Pull out from the material below all lines with "most".

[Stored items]
+---+

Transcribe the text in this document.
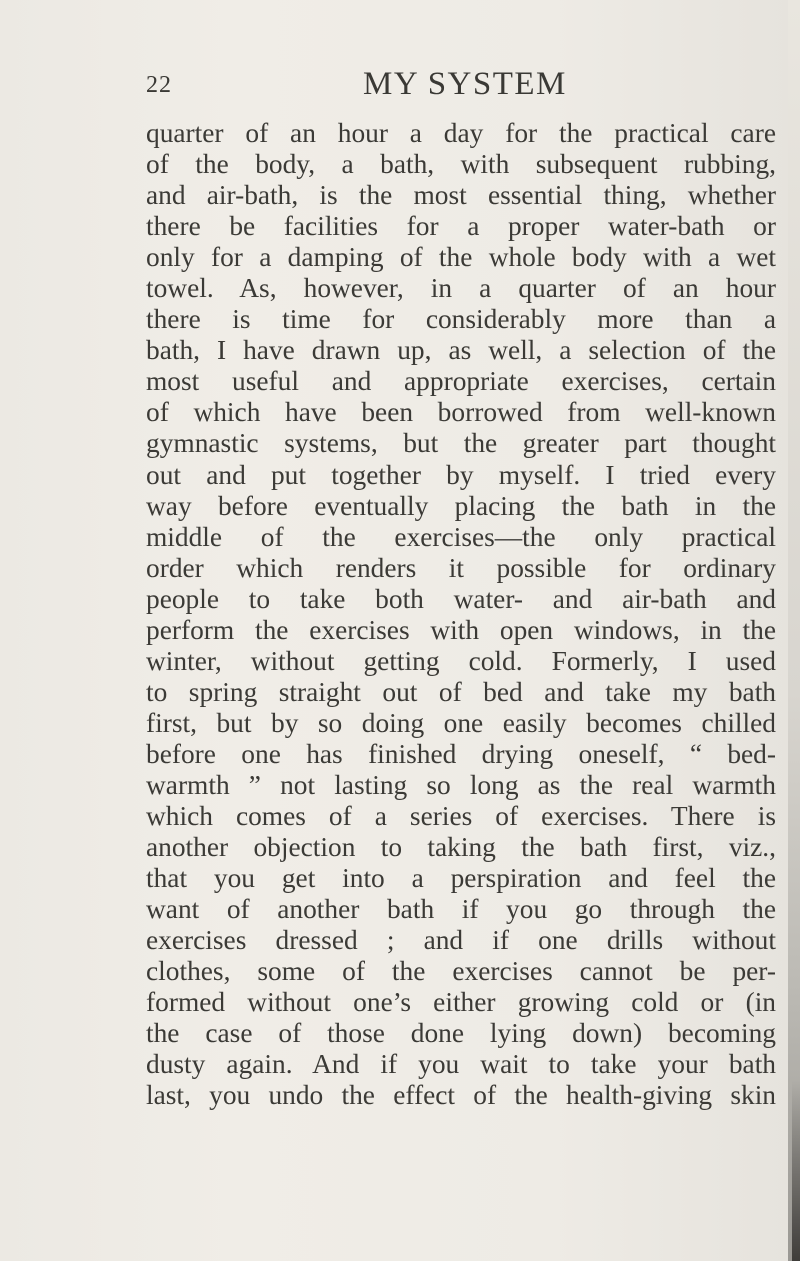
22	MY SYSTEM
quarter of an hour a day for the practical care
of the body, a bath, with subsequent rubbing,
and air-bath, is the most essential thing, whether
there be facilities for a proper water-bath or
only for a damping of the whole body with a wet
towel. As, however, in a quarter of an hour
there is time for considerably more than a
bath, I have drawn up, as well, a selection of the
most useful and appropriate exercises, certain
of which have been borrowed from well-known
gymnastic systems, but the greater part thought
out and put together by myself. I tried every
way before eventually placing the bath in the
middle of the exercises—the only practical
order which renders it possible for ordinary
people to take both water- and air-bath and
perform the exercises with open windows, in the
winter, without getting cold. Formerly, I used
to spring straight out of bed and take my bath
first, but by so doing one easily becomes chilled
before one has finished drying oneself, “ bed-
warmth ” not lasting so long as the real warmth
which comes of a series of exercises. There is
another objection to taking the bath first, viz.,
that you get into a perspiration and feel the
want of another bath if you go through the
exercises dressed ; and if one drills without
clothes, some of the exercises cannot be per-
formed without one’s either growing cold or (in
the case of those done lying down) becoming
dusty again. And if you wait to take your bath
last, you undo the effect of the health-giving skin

+---+

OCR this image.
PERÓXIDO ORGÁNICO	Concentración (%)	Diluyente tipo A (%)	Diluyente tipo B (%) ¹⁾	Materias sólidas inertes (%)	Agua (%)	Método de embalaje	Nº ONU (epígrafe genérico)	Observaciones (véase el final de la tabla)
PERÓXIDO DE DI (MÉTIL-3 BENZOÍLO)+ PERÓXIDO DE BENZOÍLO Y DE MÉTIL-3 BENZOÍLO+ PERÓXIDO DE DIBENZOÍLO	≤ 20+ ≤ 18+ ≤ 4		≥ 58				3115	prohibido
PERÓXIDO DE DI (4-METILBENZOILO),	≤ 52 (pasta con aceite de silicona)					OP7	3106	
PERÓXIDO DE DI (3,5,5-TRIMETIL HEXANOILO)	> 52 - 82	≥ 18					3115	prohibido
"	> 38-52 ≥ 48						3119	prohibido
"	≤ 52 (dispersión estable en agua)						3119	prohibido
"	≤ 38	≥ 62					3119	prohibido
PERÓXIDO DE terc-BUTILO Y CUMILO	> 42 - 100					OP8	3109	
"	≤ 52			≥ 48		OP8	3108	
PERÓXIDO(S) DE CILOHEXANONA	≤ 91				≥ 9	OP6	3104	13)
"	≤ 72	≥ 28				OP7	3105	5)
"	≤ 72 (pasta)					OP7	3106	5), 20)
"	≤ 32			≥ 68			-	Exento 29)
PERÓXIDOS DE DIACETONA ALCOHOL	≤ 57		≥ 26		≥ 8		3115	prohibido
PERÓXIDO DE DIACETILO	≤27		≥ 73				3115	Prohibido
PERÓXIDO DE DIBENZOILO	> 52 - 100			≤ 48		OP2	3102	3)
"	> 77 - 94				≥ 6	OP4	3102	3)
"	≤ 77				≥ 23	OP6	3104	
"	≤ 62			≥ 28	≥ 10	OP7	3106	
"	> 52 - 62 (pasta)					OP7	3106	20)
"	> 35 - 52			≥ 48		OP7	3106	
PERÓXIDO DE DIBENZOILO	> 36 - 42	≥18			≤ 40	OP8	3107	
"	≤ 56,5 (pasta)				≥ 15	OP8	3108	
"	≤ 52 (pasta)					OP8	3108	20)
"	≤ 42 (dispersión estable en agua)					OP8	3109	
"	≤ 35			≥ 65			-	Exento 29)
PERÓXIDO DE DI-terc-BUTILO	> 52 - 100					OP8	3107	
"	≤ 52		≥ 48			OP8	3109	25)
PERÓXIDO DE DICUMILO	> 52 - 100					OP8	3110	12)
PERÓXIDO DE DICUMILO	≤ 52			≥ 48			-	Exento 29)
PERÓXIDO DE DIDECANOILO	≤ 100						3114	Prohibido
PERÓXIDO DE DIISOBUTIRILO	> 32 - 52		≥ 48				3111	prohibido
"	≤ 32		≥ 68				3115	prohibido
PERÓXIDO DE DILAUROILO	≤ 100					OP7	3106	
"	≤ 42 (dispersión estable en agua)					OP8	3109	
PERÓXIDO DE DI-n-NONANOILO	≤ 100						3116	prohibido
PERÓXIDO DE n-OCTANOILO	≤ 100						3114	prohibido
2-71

+---+

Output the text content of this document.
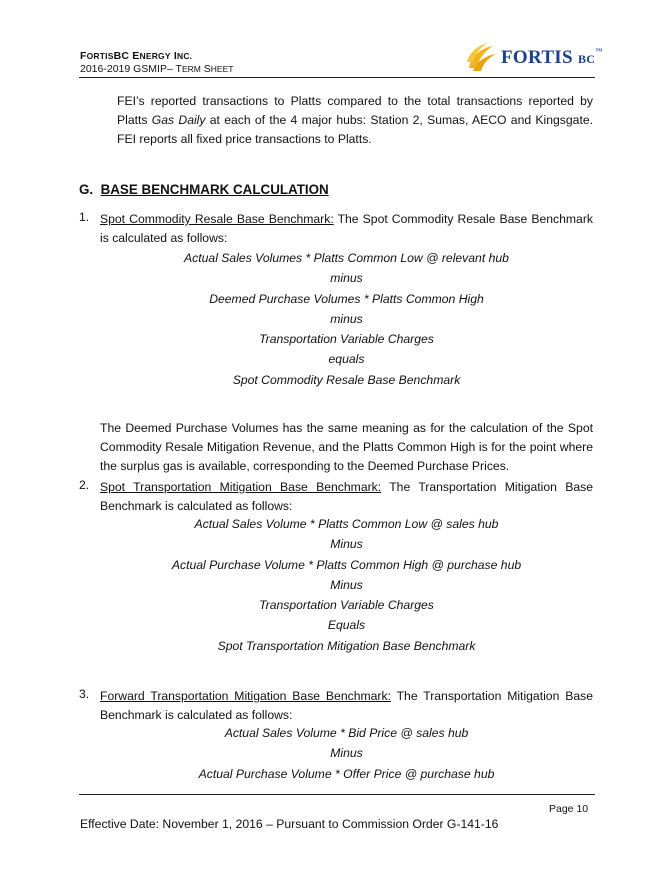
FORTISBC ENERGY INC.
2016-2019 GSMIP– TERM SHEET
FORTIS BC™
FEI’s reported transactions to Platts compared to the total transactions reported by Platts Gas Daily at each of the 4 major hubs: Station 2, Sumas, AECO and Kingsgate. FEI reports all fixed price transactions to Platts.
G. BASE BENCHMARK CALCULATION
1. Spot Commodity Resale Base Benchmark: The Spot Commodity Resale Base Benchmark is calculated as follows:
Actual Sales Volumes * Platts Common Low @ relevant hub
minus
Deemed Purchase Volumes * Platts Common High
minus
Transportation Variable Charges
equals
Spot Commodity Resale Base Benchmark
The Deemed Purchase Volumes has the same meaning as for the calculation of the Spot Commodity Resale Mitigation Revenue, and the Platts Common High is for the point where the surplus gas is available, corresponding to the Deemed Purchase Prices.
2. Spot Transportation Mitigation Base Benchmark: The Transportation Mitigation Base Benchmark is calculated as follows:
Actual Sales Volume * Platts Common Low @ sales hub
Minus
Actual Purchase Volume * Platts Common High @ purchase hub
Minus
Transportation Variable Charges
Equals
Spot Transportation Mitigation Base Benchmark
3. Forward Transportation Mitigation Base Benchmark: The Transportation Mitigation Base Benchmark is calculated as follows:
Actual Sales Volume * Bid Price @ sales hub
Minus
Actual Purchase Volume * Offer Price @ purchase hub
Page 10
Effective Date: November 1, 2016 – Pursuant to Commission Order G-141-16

+---+

- _RESULT OF THIS TASK_:
and air-bath, is the most essential thing, whether
most useful and appropriate exercises, certain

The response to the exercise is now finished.